Aim of the exercise:
Express the rows below as a two-column CSV with the columns description and locations, one line per row. Put each row's text and its answer in their own quoted fields, with line breaks replaced by spaces.

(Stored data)
================
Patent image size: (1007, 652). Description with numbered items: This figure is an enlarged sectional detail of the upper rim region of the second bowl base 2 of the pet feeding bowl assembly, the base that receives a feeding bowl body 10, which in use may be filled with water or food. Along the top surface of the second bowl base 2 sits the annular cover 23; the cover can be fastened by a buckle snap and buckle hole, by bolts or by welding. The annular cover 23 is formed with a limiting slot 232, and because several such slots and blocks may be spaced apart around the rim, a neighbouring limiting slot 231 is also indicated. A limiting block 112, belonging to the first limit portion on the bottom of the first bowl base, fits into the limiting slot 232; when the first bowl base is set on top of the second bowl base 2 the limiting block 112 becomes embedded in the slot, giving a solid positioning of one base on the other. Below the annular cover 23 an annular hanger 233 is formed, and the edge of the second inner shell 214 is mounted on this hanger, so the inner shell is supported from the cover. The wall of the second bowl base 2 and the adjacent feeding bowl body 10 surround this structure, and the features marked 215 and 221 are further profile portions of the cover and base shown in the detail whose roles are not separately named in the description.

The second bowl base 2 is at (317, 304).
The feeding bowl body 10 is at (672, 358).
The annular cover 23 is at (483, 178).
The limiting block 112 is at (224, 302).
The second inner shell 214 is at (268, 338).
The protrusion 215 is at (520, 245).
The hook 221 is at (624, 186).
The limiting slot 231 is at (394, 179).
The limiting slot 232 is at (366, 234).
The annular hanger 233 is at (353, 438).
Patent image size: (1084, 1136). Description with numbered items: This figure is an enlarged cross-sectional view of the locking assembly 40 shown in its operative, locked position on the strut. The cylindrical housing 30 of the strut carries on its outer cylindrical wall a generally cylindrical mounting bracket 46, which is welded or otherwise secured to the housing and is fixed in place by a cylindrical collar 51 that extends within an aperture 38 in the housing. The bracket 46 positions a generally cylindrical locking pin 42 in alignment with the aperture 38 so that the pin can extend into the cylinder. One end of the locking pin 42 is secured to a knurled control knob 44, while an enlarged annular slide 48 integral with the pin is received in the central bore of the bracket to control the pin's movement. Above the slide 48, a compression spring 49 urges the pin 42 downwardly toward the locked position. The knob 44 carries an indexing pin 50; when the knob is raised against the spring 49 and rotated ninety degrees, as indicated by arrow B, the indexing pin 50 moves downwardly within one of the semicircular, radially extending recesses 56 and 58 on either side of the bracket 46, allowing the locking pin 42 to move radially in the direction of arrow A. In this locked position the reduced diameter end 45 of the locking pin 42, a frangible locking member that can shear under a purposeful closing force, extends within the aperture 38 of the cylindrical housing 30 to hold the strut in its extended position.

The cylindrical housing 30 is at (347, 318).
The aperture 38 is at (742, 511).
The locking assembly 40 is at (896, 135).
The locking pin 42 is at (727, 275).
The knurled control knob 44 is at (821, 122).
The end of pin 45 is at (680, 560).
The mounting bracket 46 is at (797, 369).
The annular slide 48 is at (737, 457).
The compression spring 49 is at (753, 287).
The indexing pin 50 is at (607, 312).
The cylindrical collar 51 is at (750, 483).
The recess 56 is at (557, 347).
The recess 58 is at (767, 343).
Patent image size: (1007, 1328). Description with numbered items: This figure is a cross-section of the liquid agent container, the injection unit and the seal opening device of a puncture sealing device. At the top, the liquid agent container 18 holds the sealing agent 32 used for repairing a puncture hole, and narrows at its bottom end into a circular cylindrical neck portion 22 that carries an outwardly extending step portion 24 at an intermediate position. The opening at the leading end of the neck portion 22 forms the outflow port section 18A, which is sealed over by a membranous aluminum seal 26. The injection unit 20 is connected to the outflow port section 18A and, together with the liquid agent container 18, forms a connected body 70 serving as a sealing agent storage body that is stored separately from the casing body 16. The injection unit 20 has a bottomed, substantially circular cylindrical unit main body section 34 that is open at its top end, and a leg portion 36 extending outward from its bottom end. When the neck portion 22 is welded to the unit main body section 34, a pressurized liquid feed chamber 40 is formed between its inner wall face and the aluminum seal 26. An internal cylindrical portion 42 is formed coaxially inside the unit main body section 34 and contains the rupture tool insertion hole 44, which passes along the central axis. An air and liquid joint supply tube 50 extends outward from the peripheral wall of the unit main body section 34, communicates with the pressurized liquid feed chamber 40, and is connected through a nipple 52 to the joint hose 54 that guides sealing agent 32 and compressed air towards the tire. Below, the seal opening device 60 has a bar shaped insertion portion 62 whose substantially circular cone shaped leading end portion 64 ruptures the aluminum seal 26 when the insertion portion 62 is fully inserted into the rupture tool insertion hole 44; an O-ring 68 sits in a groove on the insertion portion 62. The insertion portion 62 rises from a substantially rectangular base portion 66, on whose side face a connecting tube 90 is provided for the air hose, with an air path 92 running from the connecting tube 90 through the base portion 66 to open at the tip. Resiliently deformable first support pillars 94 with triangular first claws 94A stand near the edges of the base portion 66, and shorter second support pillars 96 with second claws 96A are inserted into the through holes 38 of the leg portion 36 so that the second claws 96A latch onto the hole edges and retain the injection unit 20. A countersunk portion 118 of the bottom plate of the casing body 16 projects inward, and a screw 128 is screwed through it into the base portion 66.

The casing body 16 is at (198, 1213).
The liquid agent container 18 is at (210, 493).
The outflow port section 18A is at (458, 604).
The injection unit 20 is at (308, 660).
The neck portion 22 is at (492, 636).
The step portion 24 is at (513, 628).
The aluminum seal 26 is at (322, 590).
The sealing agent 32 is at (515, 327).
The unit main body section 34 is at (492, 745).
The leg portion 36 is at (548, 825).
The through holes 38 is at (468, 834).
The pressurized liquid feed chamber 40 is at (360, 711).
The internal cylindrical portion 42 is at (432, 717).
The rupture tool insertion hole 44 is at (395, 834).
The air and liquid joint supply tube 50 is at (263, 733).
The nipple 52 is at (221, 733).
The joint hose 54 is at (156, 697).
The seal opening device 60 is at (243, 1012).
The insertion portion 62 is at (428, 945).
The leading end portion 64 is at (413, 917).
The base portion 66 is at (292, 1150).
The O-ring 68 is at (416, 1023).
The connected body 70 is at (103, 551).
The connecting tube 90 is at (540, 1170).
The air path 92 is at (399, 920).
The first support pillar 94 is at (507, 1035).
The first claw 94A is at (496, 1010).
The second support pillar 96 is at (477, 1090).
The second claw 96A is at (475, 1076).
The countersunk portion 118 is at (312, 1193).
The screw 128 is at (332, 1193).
================
The result:
description,locations
"Patent image size: (1007, 652). Description with numbered items: This figure is an enlarged sectional detail of the upper rim region of the second bowl base 2 of the pet feeding bowl assembly, the base that receives a feeding bowl body 10, which in use may be filled with water or food. Along the top surface of the second bowl base 2 sits the annular cover 23; the cover can be fastened by a buckle snap and buckle hole, by bolts or by welding. The annular cover 23 is formed with a limiting slot 232, and because several such slots and blocks may be spaced apart around the rim, a neighbouring limiting slot 231 is also indicated. A limiting block 112, belonging to the first limit portion on the bottom of the first bowl base, fits into the limiting slot 232; when the first bowl base is set on top of the second bowl base 2 the limiting block 112 becomes embedded in the slot, giving a solid positioning of one base on the other. Below the annular cover 23 an annular hanger 233 is formed, and the edge of the second inner shell 214 is mounted on this hanger, so the inner shell is supported from the cover. The wall of the second bowl base 2 and the adjacent feeding bowl body 10 surround this structure, and the features marked 215 and 221 are further profile portions of the cover and base shown in the detail whose roles are not separately named in the description.","The second bowl base 2 is at (317, 304). The feeding bowl body 10 is at (672, 358). The annular cover 23 is at (483, 178). The limiting block 112 is at (224, 302). The second inner shell 214 is at (268, 338). The protrusion 215 is at (520, 245). The hook 221 is at (624, 186). The limiting slot 231 is at (394, 179). The limiting slot 232 is at (366, 234). The annular hanger 233 is at (353, 438)."
"Patent image size: (1084, 1136). Description with numbered items: This figure is an enlarged cross-sectional view of the locking assembly 40 shown in its operative, locked position on the strut. The cylindrical housing 30 of the strut carries on its outer cylindrical wall a generally cylindrical mounting bracket 46, which is welded or otherwise secured to the housing and is fixed in place by a cylindrical collar 51 that extends within an aperture 38 in the housing. The bracket 46 positions a generally cylindrical locking pin 42 in alignment with the aperture 38 so that the pin can extend into the cylinder. One end of the locking pin 42 is secured to a knurled control knob 44, while an enlarged annular slide 48 integral with the pin is received in the central bore of the bracket to control the pin's movement. Above the slide 48, a compression spring 49 urges the pin 42 downwardly toward the locked position. The knob 44 carries an indexing pin 50; when the knob is raised against the spring 49 and rotated ninety degrees, as indicated by arrow B, the indexing pin 50 moves downwardly within one of the semicircular, radially extending recesses 56 and 58 on either side of the bracket 46, allowing the locking pin 42 to move radially in the direction of arrow A. In this locked position the reduced diameter end 45 of the locking pin 42, a frangible locking member that can shear under a purposeful closing force, extends within the aperture 38 of the cylindrical housing 30 to hold the strut in its extended position.","The cylindrical housing 30 is at (347, 318). The aperture 38 is at (742, 511). The locking assembly 40 is at (896, 135). The locking pin 42 is at (727, 275). The knurled control knob 44 is at (821, 122). The end of pin 45 is at (680, 560). The mounting bracket 46 is at (797, 369). The annular slide 48 is at (737, 457). The compression spring 49 is at (753, 287). The indexing pin 50 is at (607, 312). The cylindrical collar 51 is at (750, 483). The recess 56 is at (557, 347). The recess 58 is at (767, 343)."
"Patent image size: (1007, 1328). Description with numbered items: This figure is a cross-section of the liquid agent container, the injection unit and the seal opening device of a puncture sealing device. At the top, the liquid agent container 18 holds the sealing agent 32 used for repairing a puncture hole, and narrows at its bottom end into a circular cylindrical neck portion 22 that carries an outwardly extending step portion 24 at an intermediate position. The opening at the leading end of the neck portion 22 forms the outflow port section 18A, which is sealed over by a membranous aluminum seal 26. The injection unit 20 is connected to the outflow port section 18A and, together with the liquid agent container 18, forms a connected body 70 serving as a sealing agent storage body that is stored separately from the casing body 16. The injection unit 20 has a bottomed, substantially circular cylindrical unit main body section 34 that is open at its top end, and a leg portion 36 extending outward from its bottom end. When the neck portion 22 is welded to the unit main body section 34, a pressurized liquid feed chamber 40 is formed between its inner wall face and the aluminum seal 26. An internal cylindrical portion 42 is formed coaxially inside the unit main body section 34 and contains the rupture tool insertion hole 44, which passes along the central axis. An air and liquid joint supply tube 50 extends outward from the peripheral wall of the unit main body section 34, communicates with the pressurized liquid feed chamber 40, and is connected through a nipple 52 to the joint hose 54 that guides sealing agent 32 and compressed air towards the tire. Below, the seal opening device 60 has a bar shaped insertion portion 62 whose substantially circular cone shaped leading end portion 64 ruptures the aluminum seal 26 when the insertion portion 62 is fully inserted into the rupture tool insertion hole 44; an O-ring 68 sits in a groove on the insertion portion 62. The insertion portion 62 rises from a substantially rectangular base portion 66, on whose side face a connecting tube 90 is provided for the air hose, with an air path 92 running from the connecting tube 90 through the base portion 66 to open at the tip. Resiliently deformable first support pillars 94 with triangular first claws 94A stand near the edges of the base portion 66, and shorter second support pillars 96 with second claws 96A are inserted into the through holes 38 of the leg portion 36 so that the second claws 96A latch onto the hole edges and retain the injection unit 20. A countersunk portion 118 of the bottom plate of the casing body 16 projects inward, and a screw 128 is screwed through it into the base portion 66.","The casing body 16 is at (198, 1213). The liquid agent container 18 is at (210, 493). The outflow port section 18A is at (458, 604). The injection unit 20 is at (308, 660). The neck portion 22 is at (492, 636). The step portion 24 is at (513, 628). The aluminum seal 26 is at (322, 590). The sealing agent 32 is at (515, 327). The unit main body section 34 is at (492, 745). The leg portion 36 is at (548, 825). The through holes 38 is at (468, 834). The pressurized liquid feed chamber 40 is at (360, 711). The internal cylindrical portion 42 is at (432, 717). The rupture tool insertion hole 44 is at (395, 834). The air and liquid joint supply tube 50 is at (263, 733). The nipple 52 is at (221, 733). The joint hose 54 is at (156, 697). The seal opening device 60 is at (243, 1012). The insertion portion 62 is at (428, 945). The leading end portion 64 is at (413, 917). The base portion 66 is at (292, 1150). The O-ring 68 is at (416, 1023). The connected body 70 is at (103, 551). The connecting tube 90 is at (540, 1170). The air path 92 is at (399, 920). The first support pillar 94 is at (507, 1035). The first claw 94A is at (496, 1010). The second support pillar 96 is at (477, 1090). The second claw 96A is at (475, 1076). The countersunk portion 118 is at (312, 1193). The screw 128 is at (332, 1193)."